§ **Desafíos**:
- A) Responde estas preguntas con base en el texto sobre la unión civil no matrimonial:
(i) ¿En torno a qué gira el principal argumento de quienes se oponen al proyecto?
(ii) ¿Qué finalidad del matrimonio se reitera?
(iii) ¿A quién se atribuye la afirmación de que el Estado tiene el deber de imponer un modelo de virtud?
- B) Prosigue el texto sobre la unión civil no matrimonial a partir de su última oración.

Gorki Gonzales Mantilla[1]
Las
razones de quienes se oponen al proyecto para reconocer la unión civil no
matrimonial en el Perú no son nuevas. Su principal argumento gira en torno al
carácter natural de la familia y el matrimonio. Se reitera, por cierto, que la
finalidad de éste es la procreación de la especie humana. En suma, se deja
entrever que estas consideraciones forman parte de un ideal moralmente bueno,
al que deben subordinarse los planes de vida individuales de todos.
Pero ¿cómo se entiende la idea de lo natural y cuáles son las consecuencias que
derivan de extender su influencia, como algo determinante, al ámbito de los
derechos y las instituciones públicas?. Parece evidente que el rechazo a la
unión civil no matrimonial sobrepasa la defensa del matrimonio y la familia, y
se proyecta como un argumento que atraviesa la configuración de los derechos
fundamentales. Por ello, se abre también la pregunta sobre el sentido que
adquiere la democracia constitucional cuando los derechos que ésta garantiza se
subordinan a la existencia de ciertos valores naturales.
Pues
bien, una versión fuerte de "lo natural” postula la existencia de ciertos
valores absolutos e inmutables que funcionan como preceptos sobre la moral y el
buen vivir. Un modelo de virtud que
-como ha sido dicho por Carlos S. Nino- el Estado tiene el deber de imponer porque
se asume que lo mejor para la vida de las personas o lo que satisface sus intereses,
es independiente de sus propios deseos. Así se entiende el modelo
perfeccionista y así ocurre en los Estados fundamentalistas donde los valores
religiosos funcionan como verdades absolutas que se imponen para modelar la
libertad de las personas y para hacerlas “mejores”. En estas realidades, las
libertades de conciencia, la vida familiar, la libertad de expresión, tanto
como algunas instituciones de la comunidad, como el matrimonio, están
predeterminadas por los valores naturales.

§ **Entradas extraídas**:
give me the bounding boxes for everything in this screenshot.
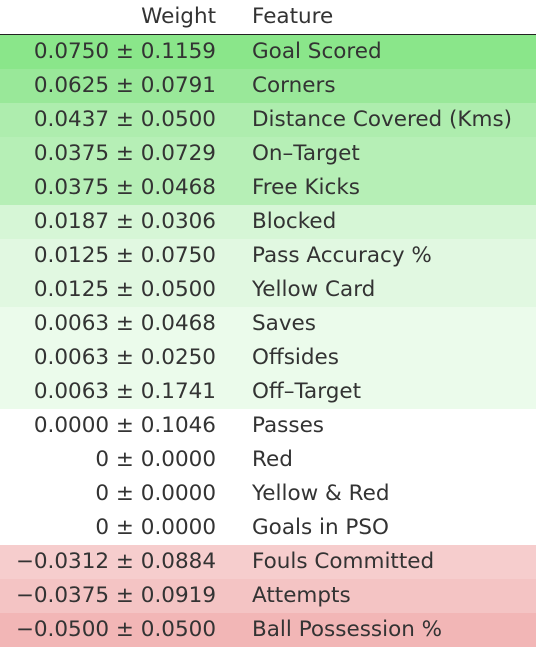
- table-row: 0.0625 ± 0.0791 Corners: [0, 69, 536, 103]
- feature-cell: Pass Accuracy %: [252, 243, 432, 268]
- table-row: 0.0375 ± 0.0729 On–Target: [0, 137, 536, 171]
- table-row: 0.0125 ± 0.0750 Pass Accuracy %: [0, 239, 536, 273]
- weight-column-header: Weight: [0, 0, 252, 35]
- weight-cell: 0.0625 ± 0.0791: [33, 73, 216, 98]
- feature-cell: Yellow Card: [252, 277, 376, 302]
- weight-cell: 0 ± 0.0000: [95, 481, 216, 506]
- table-row: 0.0125 ± 0.0500 Yellow Card: [0, 273, 536, 307]
- table-row: 0 ± 0.0000 Yellow & Red: [0, 477, 536, 511]
- header-row: Weight Feature: [0, 0, 536, 35]
- table-row: 0.0063 ± 0.0468 Saves: [0, 307, 536, 341]
- feature-cell: Saves: [252, 311, 316, 336]
- weight-cell: 0.0063 ± 0.0250: [33, 345, 216, 370]
- weight-cell: −0.0312 ± 0.0884: [15, 549, 216, 574]
- feature-cell: Fouls Committed: [252, 549, 435, 574]
- table-row: 0 ± 0.0000 Goals in PSO: [0, 511, 536, 545]
- weight-cell: 0.0125 ± 0.0500: [33, 277, 216, 302]
- weight-cell: 0.0750 ± 0.1159: [33, 39, 216, 64]
- weight-cell: −0.0375 ± 0.0919: [15, 583, 216, 608]
- feature-cell: Attempts: [252, 583, 351, 608]
- feature-cell: Goals in PSO: [252, 515, 389, 540]
- weight-cell: −0.0500 ± 0.0500: [15, 617, 216, 642]
- feature-cell: Corners: [252, 73, 336, 98]
- weight-cell: 0.0437 ± 0.0500: [33, 107, 216, 132]
- weight-cell: 0.0000 ± 0.1046: [33, 413, 216, 438]
- table-row: −0.0312 ± 0.0884 Fouls Committed: [0, 545, 536, 579]
- feature-cell: Red: [252, 447, 293, 472]
- feature-cell: Ball Possession %: [252, 617, 443, 642]
- table-row: 0.0063 ± 0.0250 Offsides: [0, 341, 536, 375]
- table-row: −0.0375 ± 0.0919 Attempts: [0, 579, 536, 613]
- feature-cell: Goal Scored: [252, 39, 382, 64]
- feature-cell: Blocked: [252, 209, 337, 234]
- weight-cell: 0 ± 0.0000: [95, 515, 216, 540]
- feature-cell: Off–Target: [252, 379, 362, 404]
- weight-cell: 0.0063 ± 0.0468: [33, 311, 216, 336]
- table-row: −0.0500 ± 0.0500 Ball Possession %: [0, 613, 536, 647]
- table-header: Weight Feature: [0, 0, 536, 35]
- weight-cell: 0.0125 ± 0.0750: [33, 243, 216, 268]
- table-row: 0.0063 ± 0.1741 Off–Target: [0, 375, 536, 409]
- feature-cell: Free Kicks: [252, 175, 361, 200]
- weight-cell: 0.0375 ± 0.0729: [33, 141, 216, 166]
- table-body: 0.0750 ± 0.1159 Goal Scored 0.0625 ± 0.079…: [0, 34, 536, 647]
- feature-cell: Passes: [252, 413, 325, 438]
- feature-cell: On–Target: [252, 141, 360, 166]
- weight-cell: 0.0063 ± 0.1741: [33, 379, 216, 404]
- table-row: 0.0187 ± 0.0306 Blocked: [0, 205, 536, 239]
- feature-cell: Offsides: [252, 345, 339, 370]
- weight-cell: 0.0375 ± 0.0468: [33, 175, 216, 200]
- table-row: 0 ± 0.0000 Red: [0, 443, 536, 477]
- table-row: 0.0437 ± 0.0500 Distance Covered (Kms): [0, 103, 536, 137]
- feature-cell: Distance Covered (Kms): [252, 107, 513, 132]
- table-row: 0.0375 ± 0.0468 Free Kicks: [0, 171, 536, 205]
- weight-cell: 0.0187 ± 0.0306: [33, 209, 216, 234]
- table-row: 0.0750 ± 0.1159 Goal Scored: [0, 34, 536, 69]
- table-row: 0.0000 ± 0.1046 Passes: [0, 409, 536, 443]
- feature-cell: Yellow & Red: [252, 481, 390, 506]
- weight-cell: 0 ± 0.0000: [95, 447, 216, 472]
- feature-column-header: Feature: [252, 0, 536, 35]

§ **Respuestas esperadas**:
- A)
(i) En torno al carácter natural de la familia y el matrimonio.
(ii) La procreación de la especie humana.
(iii) A Carlos S. Nino.

- B)
Sin
embargo, no es difícil ver este tipo de políticas legislativas en nuestros
países. Ejemplos nítidos de ello se recuerdan en la forma como el Código Civil
de 1936 regulaba la situación de la mujer casada. Sólo es necesario citar las
siguientes reglas para comprobar que el Estado, a través del derecho, fijaba
los intereses de la mujer en el matrimonio subordinando su voluntad a la del
marido. Se decía: “el marido dirige la sociedad conyugal. La mujer debe al marido
ayuda y consejo para la prosperidad común y tiene el derecho y el deber de
atender personalmente el hogar” (art. 161°). Al
marido compete fijar y mudar el domicilio de la familia, así corno
decidir sobre lo referente a su economía (Art. 162°). Como parece obvio, la
mujer era convertida en un ser disminuido, sin voluntad, para cumplir el ideal
del matrimonio sobre el cual se debía fundar la familia.
Aunque
estos términos han cambiado en el Código civil de 1984, la sombra del
perfeccionismo moral no termina de despejarse. El artículo 24° aún mantiene un
rezago del imaginario anterior cuando dice: “La mujer tiene derecho a llevar el
apellido del marido agregado al suyo y a conservarlo mientras no contraiga
nuevo matrimonio. Cesa tal derecho en caso de divorcio o nulidad de matrimonio”.
Así, aunque debilitada la idea de pertenencia y subordinación de la mujer, todavía
se hace visible la fuerza del “antiguo régimen” y de su impronta moral. La
tendencia es aún más nítida en la norma que regula el matrimonio como “la unión
voluntariamente concertada por un varón y una mujer” (art. 234°). Esta regla no
deja la menor duda sobre el origen natural atribuido al matrimonio, en esos
términos se proyecta su imposición sobre quienes quisieran contraerlo, negando la libertad o, más bien,
restringiéndola a este modelo que se levanta como designio de valores
inmutables, como el modelo perfecto para construir la familia.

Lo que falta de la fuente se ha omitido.